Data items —

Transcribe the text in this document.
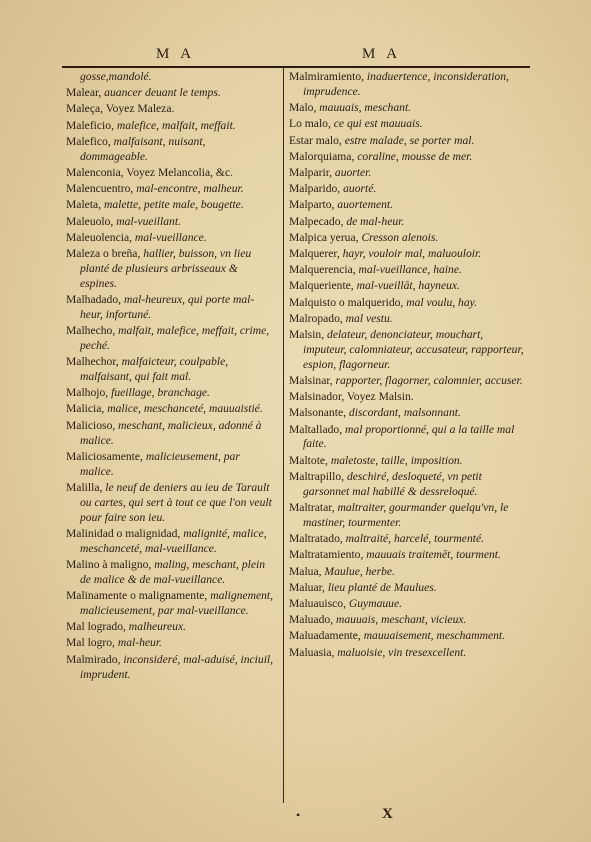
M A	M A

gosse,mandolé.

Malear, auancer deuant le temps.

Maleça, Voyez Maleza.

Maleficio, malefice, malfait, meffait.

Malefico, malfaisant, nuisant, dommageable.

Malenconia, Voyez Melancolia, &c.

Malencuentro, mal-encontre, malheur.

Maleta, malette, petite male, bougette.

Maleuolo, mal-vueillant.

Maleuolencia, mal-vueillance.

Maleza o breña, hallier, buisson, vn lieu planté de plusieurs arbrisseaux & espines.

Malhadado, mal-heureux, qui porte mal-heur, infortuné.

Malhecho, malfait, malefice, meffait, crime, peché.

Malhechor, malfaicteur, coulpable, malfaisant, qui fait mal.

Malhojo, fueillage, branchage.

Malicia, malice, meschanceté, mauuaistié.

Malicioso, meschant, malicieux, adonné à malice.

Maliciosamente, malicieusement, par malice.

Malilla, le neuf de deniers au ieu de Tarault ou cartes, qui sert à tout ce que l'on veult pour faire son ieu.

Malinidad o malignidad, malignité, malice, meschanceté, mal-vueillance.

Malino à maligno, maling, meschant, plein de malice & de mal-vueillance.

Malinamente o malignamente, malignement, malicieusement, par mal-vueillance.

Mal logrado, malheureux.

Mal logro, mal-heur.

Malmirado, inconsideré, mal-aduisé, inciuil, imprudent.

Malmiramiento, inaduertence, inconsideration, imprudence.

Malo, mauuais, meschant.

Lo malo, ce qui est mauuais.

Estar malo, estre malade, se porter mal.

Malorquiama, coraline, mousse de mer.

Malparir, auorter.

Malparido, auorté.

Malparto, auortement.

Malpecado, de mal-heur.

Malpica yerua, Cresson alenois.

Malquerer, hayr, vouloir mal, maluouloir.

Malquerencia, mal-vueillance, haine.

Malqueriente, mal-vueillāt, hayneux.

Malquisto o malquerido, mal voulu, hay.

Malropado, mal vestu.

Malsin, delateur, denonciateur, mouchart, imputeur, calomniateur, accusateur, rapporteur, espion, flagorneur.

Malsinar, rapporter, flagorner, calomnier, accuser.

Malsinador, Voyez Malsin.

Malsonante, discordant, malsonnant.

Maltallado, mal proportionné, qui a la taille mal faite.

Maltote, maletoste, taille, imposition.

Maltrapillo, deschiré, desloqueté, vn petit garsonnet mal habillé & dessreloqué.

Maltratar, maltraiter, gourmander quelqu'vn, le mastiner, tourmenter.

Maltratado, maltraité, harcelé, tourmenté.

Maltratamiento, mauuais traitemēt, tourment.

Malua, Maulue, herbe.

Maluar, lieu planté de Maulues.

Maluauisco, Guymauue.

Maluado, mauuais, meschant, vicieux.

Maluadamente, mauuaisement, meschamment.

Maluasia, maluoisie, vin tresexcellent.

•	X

PROBLEM TO SOLVE — Copy every entry word for word, but omit the pictures.

WRITTEN RESPONSE —
Transcribe the text in this document.
M A	M A

gosse,mandolé.

Malear, auancer deuant le temps.

Maleça, Voyez Maleza.

Maleficio, malefice, malfait, meffait.

Malefico, malfaisant, nuisant, dommageable.

Malenconia, Voyez Melancolia, &c.

Malencuentro, mal-encontre, malheur.

Maleta, malette, petite male, bougette.

Maleuolo, mal-vueillant.

Maleuolencia, mal-vueillance.

Maleza o breña, hallier, buisson, vn lieu planté de plusieurs arbrisseaux & espines.

Malhadado, mal-heureux, qui porte mal-heur, infortuné.

Malhecho, malfait, malefice, meffait, crime, peché.

Malhechor, malfaicteur, coulpable, malfaisant, qui fait mal.

Malhojo, fueillage, branchage.

Malicia, malice, meschanceté, mauuaistié.

Malicioso, meschant, malicieux, adonné à malice.

Maliciosamente, malicieusement, par malice.

Malilla, le neuf de deniers au ieu de Tarault ou cartes, qui sert à tout ce que l'on veult pour faire son ieu.

Malinidad o malignidad, malignité, malice, meschanceté, mal-vueillance.

Malino à maligno, maling, meschant, plein de malice & de mal-vueillance.

Malinamente o malignamente, malignement, malicieusement, par mal-vueillance.

Mal logrado, malheureux.

Mal logro, mal-heur.

Malmirado, inconsideré, mal-aduisé, inciuil, imprudent.

Malmiramiento, inaduertence, inconsideration, imprudence.

Malo, mauuais, meschant.

Lo malo, ce qui est mauuais.

Estar malo, estre malade, se porter mal.

Malorquiama, coraline, mousse de mer.

Malparir, auorter.

Malparido, auorté.

Malparto, auortement.

Malpecado, de mal-heur.

Malpica yerua, Cresson alenois.

Malquerer, hayr, vouloir mal, maluouloir.

Malquerencia, mal-vueillance, haine.

Malqueriente, mal-vueillāt, hayneux.

Malquisto o malquerido, mal voulu, hay.

Malropado, mal vestu.

Malsin, delateur, denonciateur, mouchart, imputeur, calomniateur, accusateur, rapporteur, espion, flagorneur.

Malsinar, rapporter, flagorner, calomnier, accuser.

Malsinador, Voyez Malsin.

Malsonante, discordant, malsonnant.

Maltallado, mal proportionné, qui a la taille mal faite.

Maltote, maletoste, taille, imposition.

Maltrapillo, deschiré, desloqueté, vn petit garsonnet mal habillé & dessreloqué.

Maltratar, maltraiter, gourmander quelqu'vn, le mastiner, tourmenter.

Maltratado, maltraité, harcelé, tourmenté.

Maltratamiento, mauuais traitemēt, tourment.

Malua, Maulue, herbe.

Maluar, lieu planté de Maulues.

Maluauisco, Guymauue.

Maluado, mauuais, meschant, vicieux.

Maluadamente, mauuaisement, meschamment.

Maluasia, maluoisie, vin tresexcellent.

•	X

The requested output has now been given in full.